▶ _Provided data_
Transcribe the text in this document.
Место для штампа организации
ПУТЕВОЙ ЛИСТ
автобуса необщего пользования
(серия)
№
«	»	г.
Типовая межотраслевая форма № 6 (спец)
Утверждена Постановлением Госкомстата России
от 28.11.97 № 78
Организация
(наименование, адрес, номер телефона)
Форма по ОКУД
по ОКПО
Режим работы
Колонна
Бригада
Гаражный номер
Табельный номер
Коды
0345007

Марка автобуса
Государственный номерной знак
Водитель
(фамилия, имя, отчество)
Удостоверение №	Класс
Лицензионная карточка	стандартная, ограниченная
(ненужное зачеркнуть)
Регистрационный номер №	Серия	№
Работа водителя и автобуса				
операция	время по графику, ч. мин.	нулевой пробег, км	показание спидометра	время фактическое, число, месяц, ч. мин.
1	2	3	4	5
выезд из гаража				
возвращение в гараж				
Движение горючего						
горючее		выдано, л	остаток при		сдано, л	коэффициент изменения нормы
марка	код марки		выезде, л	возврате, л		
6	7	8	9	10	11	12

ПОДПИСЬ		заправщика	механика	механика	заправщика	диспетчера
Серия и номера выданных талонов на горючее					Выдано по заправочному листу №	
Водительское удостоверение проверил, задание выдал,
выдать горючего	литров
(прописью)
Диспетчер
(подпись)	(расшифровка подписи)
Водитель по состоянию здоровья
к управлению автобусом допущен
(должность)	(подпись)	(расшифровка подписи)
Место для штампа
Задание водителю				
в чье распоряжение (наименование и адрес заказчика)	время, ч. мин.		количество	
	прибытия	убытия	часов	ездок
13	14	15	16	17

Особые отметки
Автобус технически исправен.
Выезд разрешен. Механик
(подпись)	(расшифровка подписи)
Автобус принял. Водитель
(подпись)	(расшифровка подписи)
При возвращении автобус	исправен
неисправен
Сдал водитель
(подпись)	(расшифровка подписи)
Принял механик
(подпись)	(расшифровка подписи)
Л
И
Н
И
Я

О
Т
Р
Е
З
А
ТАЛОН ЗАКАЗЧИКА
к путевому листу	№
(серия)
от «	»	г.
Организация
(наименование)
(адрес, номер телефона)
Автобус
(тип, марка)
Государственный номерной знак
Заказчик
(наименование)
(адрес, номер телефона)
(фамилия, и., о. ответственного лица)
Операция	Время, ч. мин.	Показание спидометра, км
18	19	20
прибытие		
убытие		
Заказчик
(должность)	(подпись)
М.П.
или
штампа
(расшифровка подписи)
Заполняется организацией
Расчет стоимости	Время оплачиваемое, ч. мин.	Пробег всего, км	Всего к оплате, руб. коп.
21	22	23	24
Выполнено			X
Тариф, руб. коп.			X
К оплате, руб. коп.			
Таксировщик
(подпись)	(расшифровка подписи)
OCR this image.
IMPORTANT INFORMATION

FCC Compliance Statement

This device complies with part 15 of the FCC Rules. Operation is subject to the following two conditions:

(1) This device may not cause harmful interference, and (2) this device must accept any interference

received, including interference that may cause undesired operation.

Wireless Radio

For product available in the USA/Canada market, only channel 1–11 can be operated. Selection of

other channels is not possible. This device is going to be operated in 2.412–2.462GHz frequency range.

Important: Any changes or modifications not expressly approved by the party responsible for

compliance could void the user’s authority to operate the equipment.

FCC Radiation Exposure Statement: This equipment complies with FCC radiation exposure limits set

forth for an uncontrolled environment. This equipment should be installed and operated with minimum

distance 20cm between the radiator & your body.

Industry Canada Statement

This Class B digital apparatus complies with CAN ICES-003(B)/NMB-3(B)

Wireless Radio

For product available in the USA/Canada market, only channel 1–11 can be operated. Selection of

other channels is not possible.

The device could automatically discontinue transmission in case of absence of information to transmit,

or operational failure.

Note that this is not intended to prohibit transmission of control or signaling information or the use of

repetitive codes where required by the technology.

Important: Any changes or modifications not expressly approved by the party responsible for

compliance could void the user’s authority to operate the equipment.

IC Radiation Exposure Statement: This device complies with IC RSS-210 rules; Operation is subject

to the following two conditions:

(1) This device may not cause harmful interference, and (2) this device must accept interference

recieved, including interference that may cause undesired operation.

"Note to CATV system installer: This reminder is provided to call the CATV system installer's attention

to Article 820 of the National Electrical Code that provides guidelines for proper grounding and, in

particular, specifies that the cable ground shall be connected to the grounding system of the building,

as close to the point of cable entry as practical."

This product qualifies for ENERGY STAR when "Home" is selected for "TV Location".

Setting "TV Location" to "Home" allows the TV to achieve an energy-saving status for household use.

▶ _Short problem_
Faithfully copy every entry, leaving nothing out.

▶ _Reply_
Transcribe the text in this document.
Место для штампа организации
ПУТЕВОЙ ЛИСТ
автобуса необщего пользования
(серия)
№
«	»	г.
Типовая межотраслевая форма № 6 (спец)
Утверждена Постановлением Госкомстата России
от 28.11.97 № 78
Организация
(наименование, адрес, номер телефона)
Форма по ОКУД
по ОКПО
Режим работы
Колонна
Бригада
Гаражный номер
Табельный номер
Коды
0345007

Марка автобуса
Государственный номерной знак
Водитель
(фамилия, имя, отчество)
Удостоверение №	Класс
Лицензионная карточка	стандартная, ограниченная
(ненужное зачеркнуть)
Регистрационный номер №	Серия	№
Работа водителя и автобуса				
операция	время по графику, ч. мин.	нулевой пробег, км	показание спидометра	время фактическое, число, месяц, ч. мин.
1	2	3	4	5
выезд из гаража				
возвращение в гараж				
Движение горючего						
горючее		выдано, л	остаток при		сдано, л	коэффициент изменения нормы
марка	код марки		выезде, л	возврате, л		
6	7	8	9	10	11	12

ПОДПИСЬ		заправщика	механика	механика	заправщика	диспетчера
Серия и номера выданных талонов на горючее					Выдано по заправочному листу №	
Водительское удостоверение проверил, задание выдал,
выдать горючего	литров
(прописью)
Диспетчер
(подпись)	(расшифровка подписи)
Водитель по состоянию здоровья
к управлению автобусом допущен
(должность)	(подпись)	(расшифровка подписи)
Место для штампа
Задание водителю				
в чье распоряжение (наименование и адрес заказчика)	время, ч. мин.		количество	
	прибытия	убытия	часов	ездок
13	14	15	16	17

Особые отметки
Автобус технически исправен.
Выезд разрешен. Механик
(подпись)	(расшифровка подписи)
Автобус принял. Водитель
(подпись)	(расшифровка подписи)
При возвращении автобус	исправен
неисправен
Сдал водитель
(подпись)	(расшифровка подписи)
Принял механик
(подпись)	(расшифровка подписи)
Л
И
Н
И
Я

О
Т
Р
Е
З
А
ТАЛОН ЗАКАЗЧИКА
к путевому листу	№
(серия)
от «	»	г.
Организация
(наименование)
(адрес, номер телефона)
Автобус
(тип, марка)
Государственный номерной знак
Заказчик
(наименование)
(адрес, номер телефона)
(фамилия, и., о. ответственного лица)
Операция	Время, ч. мин.	Показание спидометра, км
18	19	20
прибытие		
убытие		
Заказчик
(должность)	(подпись)
М.П.
или
штампа
(расшифровка подписи)
Заполняется организацией
Расчет стоимости	Время оплачиваемое, ч. мин.	Пробег всего, км	Всего к оплате, руб. коп.
21	22	23	24
Выполнено			X
Тариф, руб. коп.			X
К оплате, руб. коп.			
Таксировщик
(подпись)	(расшифровка подписи)
OCR this image.
IMPORTANT INFORMATION

FCC Compliance Statement

This device complies with part 15 of the FCC Rules. Operation is subject to the following two conditions:

(1) This device may not cause harmful interference, and (2) this device must accept any interference

received, including interference that may cause undesired operation.

Wireless Radio

For product available in the USA/Canada market, only channel 1–11 can be operated. Selection of

other channels is not possible. This device is going to be operated in 2.412–2.462GHz frequency range.

Important: Any changes or modifications not expressly approved by the party responsible for

compliance could void the user’s authority to operate the equipment.

FCC Radiation Exposure Statement: This equipment complies with FCC radiation exposure limits set

forth for an uncontrolled environment. This equipment should be installed and operated with minimum

distance 20cm between the radiator & your body.

Industry Canada Statement

This Class B digital apparatus complies with CAN ICES-003(B)/NMB-3(B)

Wireless Radio

For product available in the USA/Canada market, only channel 1–11 can be operated. Selection of

other channels is not possible.

The device could automatically discontinue transmission in case of absence of information to transmit,

or operational failure.

Note that this is not intended to prohibit transmission of control or signaling information or the use of

repetitive codes where required by the technology.

Important: Any changes or modifications not expressly approved by the party responsible for

compliance could void the user’s authority to operate the equipment.

IC Radiation Exposure Statement: This device complies with IC RSS-210 rules; Operation is subject

to the following two conditions:

(1) This device may not cause harmful interference, and (2) this device must accept interference

recieved, including interference that may cause undesired operation.

"Note to CATV system installer: This reminder is provided to call the CATV system installer's attention

to Article 820 of the National Electrical Code that provides guidelines for proper grounding and, in

particular, specifies that the cable ground shall be connected to the grounding system of the building,

as close to the point of cable entry as practical."

This product qualifies for ENERGY STAR when "Home" is selected for "TV Location".

Setting "TV Location" to "Home" allows the TV to achieve an energy-saving status for household use.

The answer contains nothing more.